Figure record listings
--*--

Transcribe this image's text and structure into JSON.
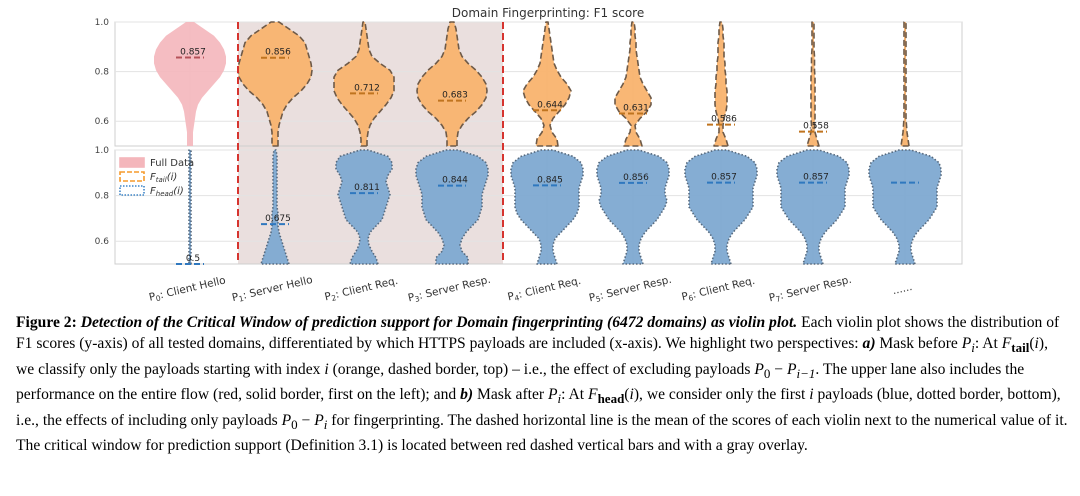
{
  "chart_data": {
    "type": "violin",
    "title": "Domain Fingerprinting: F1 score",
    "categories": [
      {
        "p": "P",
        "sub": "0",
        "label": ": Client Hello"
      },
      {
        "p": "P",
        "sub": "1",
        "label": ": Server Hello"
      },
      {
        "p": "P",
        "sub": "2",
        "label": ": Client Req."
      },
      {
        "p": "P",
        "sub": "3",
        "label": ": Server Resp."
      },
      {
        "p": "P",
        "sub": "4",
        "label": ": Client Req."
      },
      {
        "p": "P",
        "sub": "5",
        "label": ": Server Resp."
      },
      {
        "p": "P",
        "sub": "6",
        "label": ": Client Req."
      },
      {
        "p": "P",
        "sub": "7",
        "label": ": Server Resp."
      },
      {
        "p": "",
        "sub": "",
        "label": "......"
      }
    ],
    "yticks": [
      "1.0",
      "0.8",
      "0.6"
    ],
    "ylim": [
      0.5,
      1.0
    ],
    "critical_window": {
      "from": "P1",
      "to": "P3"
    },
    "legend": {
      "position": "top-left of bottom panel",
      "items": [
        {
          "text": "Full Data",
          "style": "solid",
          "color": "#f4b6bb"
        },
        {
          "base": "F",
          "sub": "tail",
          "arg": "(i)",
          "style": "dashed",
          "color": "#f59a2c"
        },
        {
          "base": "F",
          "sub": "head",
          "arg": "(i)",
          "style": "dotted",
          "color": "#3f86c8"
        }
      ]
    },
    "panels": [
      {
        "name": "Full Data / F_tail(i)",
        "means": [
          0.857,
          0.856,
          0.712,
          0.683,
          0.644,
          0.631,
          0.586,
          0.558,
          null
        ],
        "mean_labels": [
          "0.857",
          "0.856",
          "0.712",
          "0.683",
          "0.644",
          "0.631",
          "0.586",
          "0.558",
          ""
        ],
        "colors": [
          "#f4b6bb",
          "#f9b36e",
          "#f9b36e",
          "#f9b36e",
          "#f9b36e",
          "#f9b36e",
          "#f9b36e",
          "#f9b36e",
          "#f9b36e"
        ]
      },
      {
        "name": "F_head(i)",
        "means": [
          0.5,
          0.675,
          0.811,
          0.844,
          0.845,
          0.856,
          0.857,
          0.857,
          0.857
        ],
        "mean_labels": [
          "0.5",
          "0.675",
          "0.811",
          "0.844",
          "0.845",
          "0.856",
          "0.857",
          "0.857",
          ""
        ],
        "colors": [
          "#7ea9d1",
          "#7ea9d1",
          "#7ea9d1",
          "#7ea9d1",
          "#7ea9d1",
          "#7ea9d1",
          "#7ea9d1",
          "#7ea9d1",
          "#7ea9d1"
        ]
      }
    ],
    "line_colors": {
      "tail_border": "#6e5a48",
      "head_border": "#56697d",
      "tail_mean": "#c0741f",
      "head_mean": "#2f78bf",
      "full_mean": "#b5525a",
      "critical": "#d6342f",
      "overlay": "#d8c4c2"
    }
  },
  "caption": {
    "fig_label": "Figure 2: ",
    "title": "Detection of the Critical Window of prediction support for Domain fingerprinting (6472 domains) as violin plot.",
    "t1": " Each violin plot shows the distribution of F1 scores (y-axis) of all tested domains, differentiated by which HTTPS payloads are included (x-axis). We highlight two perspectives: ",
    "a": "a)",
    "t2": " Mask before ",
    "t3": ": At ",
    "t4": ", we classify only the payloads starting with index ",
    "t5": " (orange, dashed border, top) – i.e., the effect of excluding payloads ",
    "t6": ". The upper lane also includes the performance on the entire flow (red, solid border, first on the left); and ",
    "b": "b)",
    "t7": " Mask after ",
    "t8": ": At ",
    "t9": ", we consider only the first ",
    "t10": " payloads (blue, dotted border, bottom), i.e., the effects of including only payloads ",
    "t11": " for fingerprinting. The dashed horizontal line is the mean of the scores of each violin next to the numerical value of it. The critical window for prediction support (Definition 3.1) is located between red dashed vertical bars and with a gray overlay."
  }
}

--*--

List each line of the records that holds the string "solid".

Result below:
          "style": "solid",
    "t6": ". The upper lane also includes the performance on the entire flow (red, solid border, first on the left); and ",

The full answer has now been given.